=== SUPPLIED RECORDS ===

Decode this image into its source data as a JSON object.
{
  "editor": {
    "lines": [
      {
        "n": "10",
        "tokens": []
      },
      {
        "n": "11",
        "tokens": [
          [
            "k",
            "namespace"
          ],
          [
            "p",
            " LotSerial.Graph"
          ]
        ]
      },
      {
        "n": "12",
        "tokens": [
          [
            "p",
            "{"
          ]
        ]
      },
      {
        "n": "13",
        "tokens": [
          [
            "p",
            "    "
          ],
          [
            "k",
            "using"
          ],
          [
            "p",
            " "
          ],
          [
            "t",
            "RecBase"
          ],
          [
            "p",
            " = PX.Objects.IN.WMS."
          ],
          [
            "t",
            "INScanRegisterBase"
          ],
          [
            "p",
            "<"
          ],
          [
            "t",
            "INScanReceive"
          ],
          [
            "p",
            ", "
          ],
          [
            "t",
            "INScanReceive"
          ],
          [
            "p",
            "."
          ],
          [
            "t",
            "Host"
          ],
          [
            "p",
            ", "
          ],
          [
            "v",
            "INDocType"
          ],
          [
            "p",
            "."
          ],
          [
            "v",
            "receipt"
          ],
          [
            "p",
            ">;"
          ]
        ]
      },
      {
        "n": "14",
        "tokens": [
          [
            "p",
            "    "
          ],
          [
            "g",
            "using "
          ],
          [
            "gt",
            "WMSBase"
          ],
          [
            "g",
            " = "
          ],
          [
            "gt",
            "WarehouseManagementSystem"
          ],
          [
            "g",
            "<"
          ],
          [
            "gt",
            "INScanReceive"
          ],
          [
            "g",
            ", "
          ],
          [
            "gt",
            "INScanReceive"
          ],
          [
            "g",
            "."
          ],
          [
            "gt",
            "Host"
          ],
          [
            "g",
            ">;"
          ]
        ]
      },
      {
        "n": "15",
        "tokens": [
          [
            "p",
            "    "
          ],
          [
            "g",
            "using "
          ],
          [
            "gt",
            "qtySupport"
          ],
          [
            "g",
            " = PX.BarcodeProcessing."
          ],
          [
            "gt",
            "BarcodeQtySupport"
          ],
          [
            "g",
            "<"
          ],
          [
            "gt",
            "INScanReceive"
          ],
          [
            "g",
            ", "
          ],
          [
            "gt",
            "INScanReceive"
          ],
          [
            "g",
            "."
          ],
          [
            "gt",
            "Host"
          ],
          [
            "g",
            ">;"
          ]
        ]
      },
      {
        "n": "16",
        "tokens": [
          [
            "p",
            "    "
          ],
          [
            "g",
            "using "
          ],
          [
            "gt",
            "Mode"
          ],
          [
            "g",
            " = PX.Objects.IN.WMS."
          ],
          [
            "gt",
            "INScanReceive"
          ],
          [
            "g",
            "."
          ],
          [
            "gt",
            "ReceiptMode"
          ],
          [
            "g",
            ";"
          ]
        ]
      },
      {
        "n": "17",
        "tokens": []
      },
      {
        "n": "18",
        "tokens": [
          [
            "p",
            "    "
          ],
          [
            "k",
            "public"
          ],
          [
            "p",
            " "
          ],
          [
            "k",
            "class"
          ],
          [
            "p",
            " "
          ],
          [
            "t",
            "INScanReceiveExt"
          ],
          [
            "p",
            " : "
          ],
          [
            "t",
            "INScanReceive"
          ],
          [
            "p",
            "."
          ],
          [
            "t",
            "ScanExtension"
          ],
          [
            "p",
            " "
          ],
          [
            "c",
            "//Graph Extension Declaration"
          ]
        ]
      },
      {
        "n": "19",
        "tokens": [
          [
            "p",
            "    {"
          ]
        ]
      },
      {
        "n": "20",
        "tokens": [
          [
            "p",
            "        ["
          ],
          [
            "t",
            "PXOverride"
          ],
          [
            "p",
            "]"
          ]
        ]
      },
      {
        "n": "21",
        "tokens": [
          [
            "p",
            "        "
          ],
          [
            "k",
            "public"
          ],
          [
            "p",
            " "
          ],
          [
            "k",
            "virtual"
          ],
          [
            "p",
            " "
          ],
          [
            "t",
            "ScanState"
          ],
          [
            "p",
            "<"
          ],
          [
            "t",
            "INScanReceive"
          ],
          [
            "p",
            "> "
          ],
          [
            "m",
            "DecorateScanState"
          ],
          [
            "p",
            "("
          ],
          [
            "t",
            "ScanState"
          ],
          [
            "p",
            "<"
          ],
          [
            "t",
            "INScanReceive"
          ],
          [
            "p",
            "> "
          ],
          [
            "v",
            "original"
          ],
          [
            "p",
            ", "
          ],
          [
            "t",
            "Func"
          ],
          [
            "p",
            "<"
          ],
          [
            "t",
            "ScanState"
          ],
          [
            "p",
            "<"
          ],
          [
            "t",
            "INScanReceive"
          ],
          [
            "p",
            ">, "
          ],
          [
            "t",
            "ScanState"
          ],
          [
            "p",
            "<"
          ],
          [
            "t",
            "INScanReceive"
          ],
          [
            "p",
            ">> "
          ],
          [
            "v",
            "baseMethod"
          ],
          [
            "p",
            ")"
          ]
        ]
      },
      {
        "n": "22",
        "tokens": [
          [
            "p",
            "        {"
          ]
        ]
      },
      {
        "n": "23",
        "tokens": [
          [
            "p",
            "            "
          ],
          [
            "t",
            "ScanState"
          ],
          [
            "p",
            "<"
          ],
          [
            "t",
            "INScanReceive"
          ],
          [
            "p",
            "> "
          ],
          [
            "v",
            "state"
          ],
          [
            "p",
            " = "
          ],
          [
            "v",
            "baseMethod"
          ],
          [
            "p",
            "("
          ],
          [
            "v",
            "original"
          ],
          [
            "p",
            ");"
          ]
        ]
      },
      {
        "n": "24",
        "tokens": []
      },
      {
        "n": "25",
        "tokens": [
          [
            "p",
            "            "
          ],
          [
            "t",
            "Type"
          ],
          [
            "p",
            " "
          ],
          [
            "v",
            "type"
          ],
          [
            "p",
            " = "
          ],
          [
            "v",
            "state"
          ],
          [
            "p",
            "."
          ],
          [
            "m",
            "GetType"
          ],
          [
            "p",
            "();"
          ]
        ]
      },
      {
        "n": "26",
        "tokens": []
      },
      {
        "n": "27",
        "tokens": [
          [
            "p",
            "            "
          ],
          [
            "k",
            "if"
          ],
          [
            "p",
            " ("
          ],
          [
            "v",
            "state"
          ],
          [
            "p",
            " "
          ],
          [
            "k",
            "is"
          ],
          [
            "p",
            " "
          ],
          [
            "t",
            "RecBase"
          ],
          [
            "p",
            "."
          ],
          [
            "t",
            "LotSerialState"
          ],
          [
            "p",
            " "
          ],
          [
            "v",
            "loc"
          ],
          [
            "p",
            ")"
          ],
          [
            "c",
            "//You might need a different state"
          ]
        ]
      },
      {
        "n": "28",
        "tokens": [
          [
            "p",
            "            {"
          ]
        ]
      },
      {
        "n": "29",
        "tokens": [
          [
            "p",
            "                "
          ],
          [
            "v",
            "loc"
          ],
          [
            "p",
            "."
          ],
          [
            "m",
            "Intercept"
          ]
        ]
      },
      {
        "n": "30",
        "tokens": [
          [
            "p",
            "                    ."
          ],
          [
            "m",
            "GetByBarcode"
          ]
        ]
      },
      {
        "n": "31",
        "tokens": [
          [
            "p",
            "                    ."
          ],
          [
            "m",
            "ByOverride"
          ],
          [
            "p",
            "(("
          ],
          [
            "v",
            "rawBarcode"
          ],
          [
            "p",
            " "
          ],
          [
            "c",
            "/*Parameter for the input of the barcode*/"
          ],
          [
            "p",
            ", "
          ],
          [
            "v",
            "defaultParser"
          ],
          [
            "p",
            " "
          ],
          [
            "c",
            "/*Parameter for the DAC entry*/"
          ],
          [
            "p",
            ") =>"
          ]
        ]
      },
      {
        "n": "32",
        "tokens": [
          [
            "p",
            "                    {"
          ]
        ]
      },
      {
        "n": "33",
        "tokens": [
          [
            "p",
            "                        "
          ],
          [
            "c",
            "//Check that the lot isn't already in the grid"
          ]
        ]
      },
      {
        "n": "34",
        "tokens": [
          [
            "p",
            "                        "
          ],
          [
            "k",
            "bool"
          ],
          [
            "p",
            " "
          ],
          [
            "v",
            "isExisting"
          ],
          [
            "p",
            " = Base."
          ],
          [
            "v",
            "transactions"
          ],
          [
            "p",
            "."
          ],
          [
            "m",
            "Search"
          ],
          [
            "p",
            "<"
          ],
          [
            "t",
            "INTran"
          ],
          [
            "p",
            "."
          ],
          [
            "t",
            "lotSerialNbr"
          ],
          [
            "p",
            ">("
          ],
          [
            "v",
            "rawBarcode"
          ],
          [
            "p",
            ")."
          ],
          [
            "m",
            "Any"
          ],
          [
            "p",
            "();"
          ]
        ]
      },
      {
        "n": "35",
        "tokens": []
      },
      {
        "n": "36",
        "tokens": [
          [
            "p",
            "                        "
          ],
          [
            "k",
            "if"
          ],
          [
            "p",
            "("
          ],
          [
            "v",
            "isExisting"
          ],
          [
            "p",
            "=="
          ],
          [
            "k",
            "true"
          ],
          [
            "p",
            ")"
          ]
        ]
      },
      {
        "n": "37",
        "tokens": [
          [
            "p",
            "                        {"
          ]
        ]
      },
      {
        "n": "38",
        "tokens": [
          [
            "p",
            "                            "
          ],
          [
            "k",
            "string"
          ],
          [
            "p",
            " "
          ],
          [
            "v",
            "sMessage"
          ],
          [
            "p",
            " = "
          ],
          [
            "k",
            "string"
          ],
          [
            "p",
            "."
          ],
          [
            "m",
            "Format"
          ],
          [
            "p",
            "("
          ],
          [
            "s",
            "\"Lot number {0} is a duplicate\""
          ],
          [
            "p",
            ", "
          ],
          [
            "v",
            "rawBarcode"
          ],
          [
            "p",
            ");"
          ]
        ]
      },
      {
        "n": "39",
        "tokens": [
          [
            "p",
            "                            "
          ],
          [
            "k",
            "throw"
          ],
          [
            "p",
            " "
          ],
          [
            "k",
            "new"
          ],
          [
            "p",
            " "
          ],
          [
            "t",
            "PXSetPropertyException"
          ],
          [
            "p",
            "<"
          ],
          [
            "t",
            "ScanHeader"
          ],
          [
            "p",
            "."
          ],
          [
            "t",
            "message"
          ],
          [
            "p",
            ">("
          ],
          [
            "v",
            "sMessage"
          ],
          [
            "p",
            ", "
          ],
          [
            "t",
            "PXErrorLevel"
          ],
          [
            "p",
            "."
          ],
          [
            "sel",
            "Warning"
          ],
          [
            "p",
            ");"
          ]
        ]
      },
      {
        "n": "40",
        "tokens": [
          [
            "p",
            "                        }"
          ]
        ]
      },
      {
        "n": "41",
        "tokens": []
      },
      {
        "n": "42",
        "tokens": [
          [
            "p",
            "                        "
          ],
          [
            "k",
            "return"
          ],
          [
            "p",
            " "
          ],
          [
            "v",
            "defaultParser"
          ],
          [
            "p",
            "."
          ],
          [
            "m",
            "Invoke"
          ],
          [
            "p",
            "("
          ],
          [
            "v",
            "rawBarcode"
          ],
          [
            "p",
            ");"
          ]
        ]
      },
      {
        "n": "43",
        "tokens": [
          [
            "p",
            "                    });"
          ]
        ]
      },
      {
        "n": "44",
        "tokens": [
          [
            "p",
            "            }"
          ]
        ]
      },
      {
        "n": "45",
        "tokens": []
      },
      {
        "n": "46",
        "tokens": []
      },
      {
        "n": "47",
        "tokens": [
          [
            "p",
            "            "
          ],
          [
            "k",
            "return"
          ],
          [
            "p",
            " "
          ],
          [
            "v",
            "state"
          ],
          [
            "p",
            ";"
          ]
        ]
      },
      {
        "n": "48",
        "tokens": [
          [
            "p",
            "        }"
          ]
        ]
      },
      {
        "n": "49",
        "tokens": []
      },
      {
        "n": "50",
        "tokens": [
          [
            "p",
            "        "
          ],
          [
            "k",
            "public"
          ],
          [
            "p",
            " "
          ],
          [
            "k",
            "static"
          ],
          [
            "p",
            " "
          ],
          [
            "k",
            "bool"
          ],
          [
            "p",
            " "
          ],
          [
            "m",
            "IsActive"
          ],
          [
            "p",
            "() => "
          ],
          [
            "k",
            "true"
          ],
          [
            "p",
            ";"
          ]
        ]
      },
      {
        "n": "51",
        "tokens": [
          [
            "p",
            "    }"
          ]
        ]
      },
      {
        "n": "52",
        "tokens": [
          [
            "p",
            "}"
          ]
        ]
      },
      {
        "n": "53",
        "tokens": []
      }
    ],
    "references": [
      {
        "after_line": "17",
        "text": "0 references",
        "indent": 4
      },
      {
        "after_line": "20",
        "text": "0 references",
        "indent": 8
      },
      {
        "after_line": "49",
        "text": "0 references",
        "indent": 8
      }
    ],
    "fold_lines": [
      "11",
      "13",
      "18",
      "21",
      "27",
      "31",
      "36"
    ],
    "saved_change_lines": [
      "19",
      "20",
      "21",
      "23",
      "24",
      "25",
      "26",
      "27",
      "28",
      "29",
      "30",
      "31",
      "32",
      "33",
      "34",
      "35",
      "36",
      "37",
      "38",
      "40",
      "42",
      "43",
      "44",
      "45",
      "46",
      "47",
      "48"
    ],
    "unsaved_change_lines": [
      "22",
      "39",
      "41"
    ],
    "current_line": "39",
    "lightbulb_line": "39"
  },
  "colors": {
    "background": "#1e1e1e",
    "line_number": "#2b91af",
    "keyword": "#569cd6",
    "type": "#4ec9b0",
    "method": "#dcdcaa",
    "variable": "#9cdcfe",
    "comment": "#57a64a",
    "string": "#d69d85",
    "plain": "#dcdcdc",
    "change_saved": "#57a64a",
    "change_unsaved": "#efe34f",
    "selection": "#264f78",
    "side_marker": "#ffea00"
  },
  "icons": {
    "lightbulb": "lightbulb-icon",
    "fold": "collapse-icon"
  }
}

===

- [WHAT YOU SHOULD DO] Pull out all lines in the data above that include "Parameter".

- [WORKED SOLUTION]
            "/*Parameter for the input of the barcode*/"
            "/*Parameter for the DAC entry*/"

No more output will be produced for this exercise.